**What you are asked to do:** Your task is to copy every line of this material exactly.

==================================================

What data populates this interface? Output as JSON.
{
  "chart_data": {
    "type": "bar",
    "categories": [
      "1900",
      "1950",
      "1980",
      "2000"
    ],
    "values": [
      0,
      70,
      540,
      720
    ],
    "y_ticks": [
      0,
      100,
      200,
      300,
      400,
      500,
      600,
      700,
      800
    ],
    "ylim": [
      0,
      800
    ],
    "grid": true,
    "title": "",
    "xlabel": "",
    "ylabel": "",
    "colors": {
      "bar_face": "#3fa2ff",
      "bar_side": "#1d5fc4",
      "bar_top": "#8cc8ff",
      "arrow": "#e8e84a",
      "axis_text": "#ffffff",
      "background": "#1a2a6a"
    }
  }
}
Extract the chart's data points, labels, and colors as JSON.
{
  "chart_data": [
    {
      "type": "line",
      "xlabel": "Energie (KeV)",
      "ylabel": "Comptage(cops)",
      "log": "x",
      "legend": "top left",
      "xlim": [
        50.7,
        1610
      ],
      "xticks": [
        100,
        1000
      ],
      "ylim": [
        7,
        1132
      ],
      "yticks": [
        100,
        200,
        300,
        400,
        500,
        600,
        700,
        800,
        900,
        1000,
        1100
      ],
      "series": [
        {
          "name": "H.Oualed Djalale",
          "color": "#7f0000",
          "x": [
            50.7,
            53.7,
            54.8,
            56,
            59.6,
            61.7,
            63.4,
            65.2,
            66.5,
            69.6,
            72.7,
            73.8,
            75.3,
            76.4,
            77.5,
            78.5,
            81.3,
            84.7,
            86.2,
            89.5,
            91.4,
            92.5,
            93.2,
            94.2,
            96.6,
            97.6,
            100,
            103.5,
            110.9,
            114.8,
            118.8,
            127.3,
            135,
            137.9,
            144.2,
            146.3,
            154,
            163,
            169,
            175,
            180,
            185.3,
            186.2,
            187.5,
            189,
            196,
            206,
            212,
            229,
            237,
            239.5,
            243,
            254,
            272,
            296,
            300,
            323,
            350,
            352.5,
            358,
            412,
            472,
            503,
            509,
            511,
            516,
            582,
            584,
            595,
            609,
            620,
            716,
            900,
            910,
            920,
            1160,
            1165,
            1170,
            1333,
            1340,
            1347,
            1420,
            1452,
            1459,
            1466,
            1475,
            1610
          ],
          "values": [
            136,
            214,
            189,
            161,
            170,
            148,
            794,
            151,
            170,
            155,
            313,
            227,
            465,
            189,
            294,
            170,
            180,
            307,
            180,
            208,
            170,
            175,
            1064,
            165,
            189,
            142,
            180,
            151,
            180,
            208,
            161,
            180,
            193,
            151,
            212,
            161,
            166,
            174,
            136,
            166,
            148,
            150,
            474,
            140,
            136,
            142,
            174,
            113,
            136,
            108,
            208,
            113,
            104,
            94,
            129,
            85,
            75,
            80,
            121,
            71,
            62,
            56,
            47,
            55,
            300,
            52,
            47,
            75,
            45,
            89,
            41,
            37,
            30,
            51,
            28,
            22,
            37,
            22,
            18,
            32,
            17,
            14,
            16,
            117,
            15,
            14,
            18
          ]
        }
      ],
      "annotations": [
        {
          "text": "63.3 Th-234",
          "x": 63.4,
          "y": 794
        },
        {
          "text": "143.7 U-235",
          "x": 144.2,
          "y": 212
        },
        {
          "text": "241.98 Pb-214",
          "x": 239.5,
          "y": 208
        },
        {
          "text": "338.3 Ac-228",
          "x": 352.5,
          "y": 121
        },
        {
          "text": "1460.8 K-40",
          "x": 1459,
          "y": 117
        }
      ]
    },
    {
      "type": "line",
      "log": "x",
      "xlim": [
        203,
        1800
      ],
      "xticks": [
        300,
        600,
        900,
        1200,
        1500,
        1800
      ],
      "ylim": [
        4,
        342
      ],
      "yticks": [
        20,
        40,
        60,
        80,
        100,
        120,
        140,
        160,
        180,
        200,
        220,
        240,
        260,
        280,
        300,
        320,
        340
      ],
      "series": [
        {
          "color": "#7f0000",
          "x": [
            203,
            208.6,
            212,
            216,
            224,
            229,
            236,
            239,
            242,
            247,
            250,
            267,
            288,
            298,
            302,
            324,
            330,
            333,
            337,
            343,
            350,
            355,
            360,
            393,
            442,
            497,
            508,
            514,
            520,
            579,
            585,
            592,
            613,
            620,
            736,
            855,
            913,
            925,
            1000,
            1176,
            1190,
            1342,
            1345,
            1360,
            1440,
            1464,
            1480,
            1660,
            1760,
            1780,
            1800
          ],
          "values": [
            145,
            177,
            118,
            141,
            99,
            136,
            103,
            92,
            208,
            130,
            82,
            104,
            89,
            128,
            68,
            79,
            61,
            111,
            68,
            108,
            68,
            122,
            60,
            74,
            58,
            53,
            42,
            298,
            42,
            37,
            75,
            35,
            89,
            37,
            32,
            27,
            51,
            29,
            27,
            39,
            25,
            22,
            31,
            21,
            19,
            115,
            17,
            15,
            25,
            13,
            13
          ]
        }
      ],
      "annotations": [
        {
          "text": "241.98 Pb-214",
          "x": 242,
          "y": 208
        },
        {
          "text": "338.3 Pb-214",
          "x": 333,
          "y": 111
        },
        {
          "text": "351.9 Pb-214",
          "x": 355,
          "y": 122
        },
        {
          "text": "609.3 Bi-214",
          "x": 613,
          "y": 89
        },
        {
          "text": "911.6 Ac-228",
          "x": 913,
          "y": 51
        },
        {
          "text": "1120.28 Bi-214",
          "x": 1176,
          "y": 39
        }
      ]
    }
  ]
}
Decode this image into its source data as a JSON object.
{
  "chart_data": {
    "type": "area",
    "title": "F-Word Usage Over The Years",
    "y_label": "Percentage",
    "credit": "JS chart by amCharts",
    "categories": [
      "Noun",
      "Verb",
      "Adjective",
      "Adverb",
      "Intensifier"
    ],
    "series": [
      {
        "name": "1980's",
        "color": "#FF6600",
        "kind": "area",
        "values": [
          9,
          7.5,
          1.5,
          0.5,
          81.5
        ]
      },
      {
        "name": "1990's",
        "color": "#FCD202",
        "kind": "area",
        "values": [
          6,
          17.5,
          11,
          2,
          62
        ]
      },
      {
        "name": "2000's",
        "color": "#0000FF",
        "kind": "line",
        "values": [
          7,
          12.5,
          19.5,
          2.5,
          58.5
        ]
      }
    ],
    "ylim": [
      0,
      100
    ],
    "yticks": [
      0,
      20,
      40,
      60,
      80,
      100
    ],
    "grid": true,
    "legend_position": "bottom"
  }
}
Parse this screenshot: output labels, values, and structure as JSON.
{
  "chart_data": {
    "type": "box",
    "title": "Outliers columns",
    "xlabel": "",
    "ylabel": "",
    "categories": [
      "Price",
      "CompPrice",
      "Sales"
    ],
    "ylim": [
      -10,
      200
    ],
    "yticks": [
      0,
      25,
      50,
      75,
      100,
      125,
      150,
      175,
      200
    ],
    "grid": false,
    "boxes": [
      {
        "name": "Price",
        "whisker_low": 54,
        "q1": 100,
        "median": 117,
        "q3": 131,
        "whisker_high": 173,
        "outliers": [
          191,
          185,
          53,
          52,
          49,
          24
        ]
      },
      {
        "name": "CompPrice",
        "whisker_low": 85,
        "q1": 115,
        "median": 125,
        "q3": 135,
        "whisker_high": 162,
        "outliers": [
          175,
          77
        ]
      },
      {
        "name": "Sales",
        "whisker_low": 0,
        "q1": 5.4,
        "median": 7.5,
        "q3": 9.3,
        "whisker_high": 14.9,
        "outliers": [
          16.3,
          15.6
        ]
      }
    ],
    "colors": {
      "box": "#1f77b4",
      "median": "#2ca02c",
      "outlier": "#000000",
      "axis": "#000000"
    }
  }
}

==================================================

**Solution for this exercise:**
What data populates this interface? Output as JSON.
{
  "chart_data": {
    "type": "bar",
    "categories": [
      "1900",
      "1950",
      "1980",
      "2000"
    ],
    "values": [
      0,
      70,
      540,
      720
    ],
    "y_ticks": [
      0,
      100,
      200,
      300,
      400,
      500,
      600,
      700,
      800
    ],
    "ylim": [
      0,
      800
    ],
    "grid": true,
    "title": "",
    "xlabel": "",
    "ylabel": "",
    "colors": {
      "bar_face": "#3fa2ff",
      "bar_side": "#1d5fc4",
      "bar_top": "#8cc8ff",
      "arrow": "#e8e84a",
      "axis_text": "#ffffff",
      "background": "#1a2a6a"
    }
  }
}
Extract the chart's data points, labels, and colors as JSON.
{
  "chart_data": [
    {
      "type": "line",
      "xlabel": "Energie (KeV)",
      "ylabel": "Comptage(cops)",
      "log": "x",
      "legend": "top left",
      "xlim": [
        50.7,
        1610
      ],
      "xticks": [
        100,
        1000
      ],
      "ylim": [
        7,
        1132
      ],
      "yticks": [
        100,
        200,
        300,
        400,
        500,
        600,
        700,
        800,
        900,
        1000,
        1100
      ],
      "series": [
        {
          "name": "H.Oualed Djalale",
          "color": "#7f0000",
          "x": [
            50.7,
            53.7,
            54.8,
            56,
            59.6,
            61.7,
            63.4,
            65.2,
            66.5,
            69.6,
            72.7,
            73.8,
            75.3,
            76.4,
            77.5,
            78.5,
            81.3,
            84.7,
            86.2,
            89.5,
            91.4,
            92.5,
            93.2,
            94.2,
            96.6,
            97.6,
            100,
            103.5,
            110.9,
            114.8,
            118.8,
            127.3,
            135,
            137.9,
            144.2,
            146.3,
            154,
            163,
            169,
            175,
            180,
            185.3,
            186.2,
            187.5,
            189,
            196,
            206,
            212,
            229,
            237,
            239.5,
            243,
            254,
            272,
            296,
            300,
            323,
            350,
            352.5,
            358,
            412,
            472,
            503,
            509,
            511,
            516,
            582,
            584,
            595,
            609,
            620,
            716,
            900,
            910,
            920,
            1160,
            1165,
            1170,
            1333,
            1340,
            1347,
            1420,
            1452,
            1459,
            1466,
            1475,
            1610
          ],
          "values": [
            136,
            214,
            189,
            161,
            170,
            148,
            794,
            151,
            170,
            155,
            313,
            227,
            465,
            189,
            294,
            170,
            180,
            307,
            180,
            208,
            170,
            175,
            1064,
            165,
            189,
            142,
            180,
            151,
            180,
            208,
            161,
            180,
            193,
            151,
            212,
            161,
            166,
            174,
            136,
            166,
            148,
            150,
            474,
            140,
            136,
            142,
            174,
            113,
            136,
            108,
            208,
            113,
            104,
            94,
            129,
            85,
            75,
            80,
            121,
            71,
            62,
            56,
            47,
            55,
            300,
            52,
            47,
            75,
            45,
            89,
            41,
            37,
            30,
            51,
            28,
            22,
            37,
            22,
            18,
            32,
            17,
            14,
            16,
            117,
            15,
            14,
            18
          ]
        }
      ],
      "annotations": [
        {
          "text": "63.3 Th-234",
          "x": 63.4,
          "y": 794
        },
        {
          "text": "143.7 U-235",
          "x": 144.2,
          "y": 212
        },
        {
          "text": "241.98 Pb-214",
          "x": 239.5,
          "y": 208
        },
        {
          "text": "338.3 Ac-228",
          "x": 352.5,
          "y": 121
        },
        {
          "text": "1460.8 K-40",
          "x": 1459,
          "y": 117
        }
      ]
    },
    {
      "type": "line",
      "log": "x",
      "xlim": [
        203,
        1800
      ],
      "xticks": [
        300,
        600,
        900,
        1200,
        1500,
        1800
      ],
      "ylim": [
        4,
        342
      ],
      "yticks": [
        20,
        40,
        60,
        80,
        100,
        120,
        140,
        160,
        180,
        200,
        220,
        240,
        260,
        280,
        300,
        320,
        340
      ],
      "series": [
        {
          "color": "#7f0000",
          "x": [
            203,
            208.6,
            212,
            216,
            224,
            229,
            236,
            239,
            242,
            247,
            250,
            267,
            288,
            298,
            302,
            324,
            330,
            333,
            337,
            343,
            350,
            355,
            360,
            393,
            442,
            497,
            508,
            514,
            520,
            579,
            585,
            592,
            613,
            620,
            736,
            855,
            913,
            925,
            1000,
            1176,
            1190,
            1342,
            1345,
            1360,
            1440,
            1464,
            1480,
            1660,
            1760,
            1780,
            1800
          ],
          "values": [
            145,
            177,
            118,
            141,
            99,
            136,
            103,
            92,
            208,
            130,
            82,
            104,
            89,
            128,
            68,
            79,
            61,
            111,
            68,
            108,
            68,
            122,
            60,
            74,
            58,
            53,
            42,
            298,
            42,
            37,
            75,
            35,
            89,
            37,
            32,
            27,
            51,
            29,
            27,
            39,
            25,
            22,
            31,
            21,
            19,
            115,
            17,
            15,
            25,
            13,
            13
          ]
        }
      ],
      "annotations": [
        {
          "text": "241.98 Pb-214",
          "x": 242,
          "y": 208
        },
        {
          "text": "338.3 Pb-214",
          "x": 333,
          "y": 111
        },
        {
          "text": "351.9 Pb-214",
          "x": 355,
          "y": 122
        },
        {
          "text": "609.3 Bi-214",
          "x": 613,
          "y": 89
        },
        {
          "text": "911.6 Ac-228",
          "x": 913,
          "y": 51
        },
        {
          "text": "1120.28 Bi-214",
          "x": 1176,
          "y": 39
        }
      ]
    }
  ]
}
Decode this image into its source data as a JSON object.
{
  "chart_data": {
    "type": "area",
    "title": "F-Word Usage Over The Years",
    "y_label": "Percentage",
    "credit": "JS chart by amCharts",
    "categories": [
      "Noun",
      "Verb",
      "Adjective",
      "Adverb",
      "Intensifier"
    ],
    "series": [
      {
        "name": "1980's",
        "color": "#FF6600",
        "kind": "area",
        "values": [
          9,
          7.5,
          1.5,
          0.5,
          81.5
        ]
      },
      {
        "name": "1990's",
        "color": "#FCD202",
        "kind": "area",
        "values": [
          6,
          17.5,
          11,
          2,
          62
        ]
      },
      {
        "name": "2000's",
        "color": "#0000FF",
        "kind": "line",
        "values": [
          7,
          12.5,
          19.5,
          2.5,
          58.5
        ]
      }
    ],
    "ylim": [
      0,
      100
    ],
    "yticks": [
      0,
      20,
      40,
      60,
      80,
      100
    ],
    "grid": true,
    "legend_position": "bottom"
  }
}
Parse this screenshot: output labels, values, and structure as JSON.
{
  "chart_data": {
    "type": "box",
    "title": "Outliers columns",
    "xlabel": "",
    "ylabel": "",
    "categories": [
      "Price",
      "CompPrice",
      "Sales"
    ],
    "ylim": [
      -10,
      200
    ],
    "yticks": [
      0,
      25,
      50,
      75,
      100,
      125,
      150,
      175,
      200
    ],
    "grid": false,
    "boxes": [
      {
        "name": "Price",
        "whisker_low": 54,
        "q1": 100,
        "median": 117,
        "q3": 131,
        "whisker_high": 173,
        "outliers": [
          191,
          185,
          53,
          52,
          49,
          24
        ]
      },
      {
        "name": "CompPrice",
        "whisker_low": 85,
        "q1": 115,
        "median": 125,
        "q3": 135,
        "whisker_high": 162,
        "outliers": [
          175,
          77
        ]
      },
      {
        "name": "Sales",
        "whisker_low": 0,
        "q1": 5.4,
        "median": 7.5,
        "q3": 9.3,
        "whisker_high": 14.9,
        "outliers": [
          16.3,
          15.6
        ]
      }
    ],
    "colors": {
      "box": "#1f77b4",
      "median": "#2ca02c",
      "outlier": "#000000",
      "axis": "#000000"
    }
  }
}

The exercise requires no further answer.